▶ What the task requires
Please write out the complete listing that follows, exactly as it reads.

▶ Data entries
** START **
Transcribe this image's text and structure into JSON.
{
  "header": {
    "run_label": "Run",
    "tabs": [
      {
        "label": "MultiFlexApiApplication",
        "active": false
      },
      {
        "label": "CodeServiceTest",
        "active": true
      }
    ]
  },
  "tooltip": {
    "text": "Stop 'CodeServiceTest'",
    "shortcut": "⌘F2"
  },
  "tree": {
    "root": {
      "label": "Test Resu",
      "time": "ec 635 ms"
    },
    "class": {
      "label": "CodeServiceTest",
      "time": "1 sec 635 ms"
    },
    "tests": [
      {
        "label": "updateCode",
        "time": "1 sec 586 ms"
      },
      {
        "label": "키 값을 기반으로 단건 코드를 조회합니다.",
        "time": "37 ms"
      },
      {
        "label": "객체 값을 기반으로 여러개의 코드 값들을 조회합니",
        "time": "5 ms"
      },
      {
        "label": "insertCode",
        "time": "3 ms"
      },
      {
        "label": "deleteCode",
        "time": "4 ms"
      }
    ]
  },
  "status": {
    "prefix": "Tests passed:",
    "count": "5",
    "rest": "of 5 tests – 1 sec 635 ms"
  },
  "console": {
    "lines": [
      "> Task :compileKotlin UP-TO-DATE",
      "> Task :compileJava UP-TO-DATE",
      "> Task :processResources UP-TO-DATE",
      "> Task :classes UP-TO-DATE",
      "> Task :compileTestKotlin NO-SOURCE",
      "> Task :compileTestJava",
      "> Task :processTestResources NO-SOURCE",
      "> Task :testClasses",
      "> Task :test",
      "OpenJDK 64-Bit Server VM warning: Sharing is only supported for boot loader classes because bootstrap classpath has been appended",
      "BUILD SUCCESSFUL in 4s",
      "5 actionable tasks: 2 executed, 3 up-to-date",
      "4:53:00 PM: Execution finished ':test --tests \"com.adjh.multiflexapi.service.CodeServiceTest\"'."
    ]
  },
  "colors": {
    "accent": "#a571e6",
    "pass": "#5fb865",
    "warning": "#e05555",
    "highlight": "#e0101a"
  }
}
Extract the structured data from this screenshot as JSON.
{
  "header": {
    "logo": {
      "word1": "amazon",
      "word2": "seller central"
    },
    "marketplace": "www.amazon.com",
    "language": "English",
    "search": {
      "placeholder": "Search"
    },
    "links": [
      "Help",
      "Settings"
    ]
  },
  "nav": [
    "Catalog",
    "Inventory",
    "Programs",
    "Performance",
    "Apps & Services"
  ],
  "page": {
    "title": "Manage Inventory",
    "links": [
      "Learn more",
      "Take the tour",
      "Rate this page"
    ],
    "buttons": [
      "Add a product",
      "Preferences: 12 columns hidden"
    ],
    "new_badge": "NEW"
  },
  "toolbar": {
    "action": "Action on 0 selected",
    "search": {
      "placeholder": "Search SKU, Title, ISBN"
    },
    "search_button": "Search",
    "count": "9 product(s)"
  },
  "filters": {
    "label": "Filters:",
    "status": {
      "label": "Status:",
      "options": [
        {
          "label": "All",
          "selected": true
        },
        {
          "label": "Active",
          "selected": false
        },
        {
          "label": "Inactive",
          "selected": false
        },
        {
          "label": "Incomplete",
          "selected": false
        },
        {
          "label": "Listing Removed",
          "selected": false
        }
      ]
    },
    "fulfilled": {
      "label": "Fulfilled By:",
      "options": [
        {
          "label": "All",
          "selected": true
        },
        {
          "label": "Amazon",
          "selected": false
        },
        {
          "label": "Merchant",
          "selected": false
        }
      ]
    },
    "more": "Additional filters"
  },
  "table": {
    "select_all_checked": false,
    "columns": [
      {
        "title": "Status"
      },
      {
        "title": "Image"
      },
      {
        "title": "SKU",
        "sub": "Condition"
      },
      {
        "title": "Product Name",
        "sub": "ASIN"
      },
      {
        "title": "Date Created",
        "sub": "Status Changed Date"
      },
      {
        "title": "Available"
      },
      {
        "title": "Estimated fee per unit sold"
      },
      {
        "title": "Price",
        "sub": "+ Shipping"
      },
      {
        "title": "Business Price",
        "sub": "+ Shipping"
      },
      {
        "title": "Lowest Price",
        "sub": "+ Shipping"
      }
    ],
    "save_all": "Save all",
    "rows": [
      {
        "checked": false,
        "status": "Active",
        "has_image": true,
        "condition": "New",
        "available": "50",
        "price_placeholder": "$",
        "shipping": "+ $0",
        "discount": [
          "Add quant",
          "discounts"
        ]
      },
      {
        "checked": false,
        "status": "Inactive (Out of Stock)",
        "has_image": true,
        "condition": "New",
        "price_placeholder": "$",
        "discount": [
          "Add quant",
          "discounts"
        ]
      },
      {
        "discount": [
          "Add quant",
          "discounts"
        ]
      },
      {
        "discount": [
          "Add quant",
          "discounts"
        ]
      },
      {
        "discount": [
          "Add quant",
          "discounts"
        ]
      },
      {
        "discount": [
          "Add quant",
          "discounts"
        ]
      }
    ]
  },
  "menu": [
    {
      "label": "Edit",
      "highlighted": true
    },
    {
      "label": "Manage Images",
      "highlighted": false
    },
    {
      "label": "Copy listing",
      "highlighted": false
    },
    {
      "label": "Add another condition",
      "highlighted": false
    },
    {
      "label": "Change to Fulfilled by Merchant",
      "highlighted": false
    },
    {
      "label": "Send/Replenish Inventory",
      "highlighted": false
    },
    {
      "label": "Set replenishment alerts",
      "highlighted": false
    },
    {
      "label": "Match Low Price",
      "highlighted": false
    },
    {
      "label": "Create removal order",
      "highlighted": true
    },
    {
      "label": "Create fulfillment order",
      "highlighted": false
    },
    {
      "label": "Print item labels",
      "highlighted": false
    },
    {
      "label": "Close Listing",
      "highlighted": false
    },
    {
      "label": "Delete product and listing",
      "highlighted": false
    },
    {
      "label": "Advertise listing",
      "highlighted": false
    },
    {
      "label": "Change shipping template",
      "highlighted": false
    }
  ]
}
** END **
▶ Task solution
Transcribe this image's text and structure into JSON.
{
  "header": {
    "run_label": "Run",
    "tabs": [
      {
        "label": "MultiFlexApiApplication",
        "active": false
      },
      {
        "label": "CodeServiceTest",
        "active": true
      }
    ]
  },
  "tooltip": {
    "text": "Stop 'CodeServiceTest'",
    "shortcut": "⌘F2"
  },
  "tree": {
    "root": {
      "label": "Test Resu",
      "time": "ec 635 ms"
    },
    "class": {
      "label": "CodeServiceTest",
      "time": "1 sec 635 ms"
    },
    "tests": [
      {
        "label": "updateCode",
        "time": "1 sec 586 ms"
      },
      {
        "label": "키 값을 기반으로 단건 코드를 조회합니다.",
        "time": "37 ms"
      },
      {
        "label": "객체 값을 기반으로 여러개의 코드 값들을 조회합니",
        "time": "5 ms"
      },
      {
        "label": "insertCode",
        "time": "3 ms"
      },
      {
        "label": "deleteCode",
        "time": "4 ms"
      }
    ]
  },
  "status": {
    "prefix": "Tests passed:",
    "count": "5",
    "rest": "of 5 tests – 1 sec 635 ms"
  },
  "console": {
    "lines": [
      "> Task :compileKotlin UP-TO-DATE",
      "> Task :compileJava UP-TO-DATE",
      "> Task :processResources UP-TO-DATE",
      "> Task :classes UP-TO-DATE",
      "> Task :compileTestKotlin NO-SOURCE",
      "> Task :compileTestJava",
      "> Task :processTestResources NO-SOURCE",
      "> Task :testClasses",
      "> Task :test",
      "OpenJDK 64-Bit Server VM warning: Sharing is only supported for boot loader classes because bootstrap classpath has been appended",
      "BUILD SUCCESSFUL in 4s",
      "5 actionable tasks: 2 executed, 3 up-to-date",
      "4:53:00 PM: Execution finished ':test --tests \"com.adjh.multiflexapi.service.CodeServiceTest\"'."
    ]
  },
  "colors": {
    "accent": "#a571e6",
    "pass": "#5fb865",
    "warning": "#e05555",
    "highlight": "#e0101a"
  }
}
Extract the structured data from this screenshot as JSON.
{
  "header": {
    "logo": {
      "word1": "amazon",
      "word2": "seller central"
    },
    "marketplace": "www.amazon.com",
    "language": "English",
    "search": {
      "placeholder": "Search"
    },
    "links": [
      "Help",
      "Settings"
    ]
  },
  "nav": [
    "Catalog",
    "Inventory",
    "Programs",
    "Performance",
    "Apps & Services"
  ],
  "page": {
    "title": "Manage Inventory",
    "links": [
      "Learn more",
      "Take the tour",
      "Rate this page"
    ],
    "buttons": [
      "Add a product",
      "Preferences: 12 columns hidden"
    ],
    "new_badge": "NEW"
  },
  "toolbar": {
    "action": "Action on 0 selected",
    "search": {
      "placeholder": "Search SKU, Title, ISBN"
    },
    "search_button": "Search",
    "count": "9 product(s)"
  },
  "filters": {
    "label": "Filters:",
    "status": {
      "label": "Status:",
      "options": [
        {
          "label": "All",
          "selected": true
        },
        {
          "label": "Active",
          "selected": false
        },
        {
          "label": "Inactive",
          "selected": false
        },
        {
          "label": "Incomplete",
          "selected": false
        },
        {
          "label": "Listing Removed",
          "selected": false
        }
      ]
    },
    "fulfilled": {
      "label": "Fulfilled By:",
      "options": [
        {
          "label": "All",
          "selected": true
        },
        {
          "label": "Amazon",
          "selected": false
        },
        {
          "label": "Merchant",
          "selected": false
        }
      ]
    },
    "more": "Additional filters"
  },
  "table": {
    "select_all_checked": false,
    "columns": [
      {
        "title": "Status"
      },
      {
        "title": "Image"
      },
      {
        "title": "SKU",
        "sub": "Condition"
      },
      {
        "title": "Product Name",
        "sub": "ASIN"
      },
      {
        "title": "Date Created",
        "sub": "Status Changed Date"
      },
      {
        "title": "Available"
      },
      {
        "title": "Estimated fee per unit sold"
      },
      {
        "title": "Price",
        "sub": "+ Shipping"
      },
      {
        "title": "Business Price",
        "sub": "+ Shipping"
      },
      {
        "title": "Lowest Price",
        "sub": "+ Shipping"
      }
    ],
    "save_all": "Save all",
    "rows": [
      {
        "checked": false,
        "status": "Active",
        "has_image": true,
        "condition": "New",
        "available": "50",
        "price_placeholder": "$",
        "shipping": "+ $0",
        "discount": [
          "Add quant",
          "discounts"
        ]
      },
      {
        "checked": false,
        "status": "Inactive (Out of Stock)",
        "has_image": true,
        "condition": "New",
        "price_placeholder": "$",
        "discount": [
          "Add quant",
          "discounts"
        ]
      },
      {
        "discount": [
          "Add quant",
          "discounts"
        ]
      },
      {
        "discount": [
          "Add quant",
          "discounts"
        ]
      },
      {
        "discount": [
          "Add quant",
          "discounts"
        ]
      },
      {
        "discount": [
          "Add quant",
          "discounts"
        ]
      }
    ]
  },
  "menu": [
    {
      "label": "Edit",
      "highlighted": true
    },
    {
      "label": "Manage Images",
      "highlighted": false
    },
    {
      "label": "Copy listing",
      "highlighted": false
    },
    {
      "label": "Add another condition",
      "highlighted": false
    },
    {
      "label": "Change to Fulfilled by Merchant",
      "highlighted": false
    },
    {
      "label": "Send/Replenish Inventory",
      "highlighted": false
    },
    {
      "label": "Set replenishment alerts",
      "highlighted": false
    },
    {
      "label": "Match Low Price",
      "highlighted": false
    },
    {
      "label": "Create removal order",
      "highlighted": true
    },
    {
      "label": "Create fulfillment order",
      "highlighted": false
    },
    {
      "label": "Print item labels",
      "highlighted": false
    },
    {
      "label": "Close Listing",
      "highlighted": false
    },
    {
      "label": "Delete product and listing",
      "highlighted": false
    },
    {
      "label": "Advertise listing",
      "highlighted": false
    },
    {
      "label": "Change shipping template",
      "highlighted": false
    }
  ]
}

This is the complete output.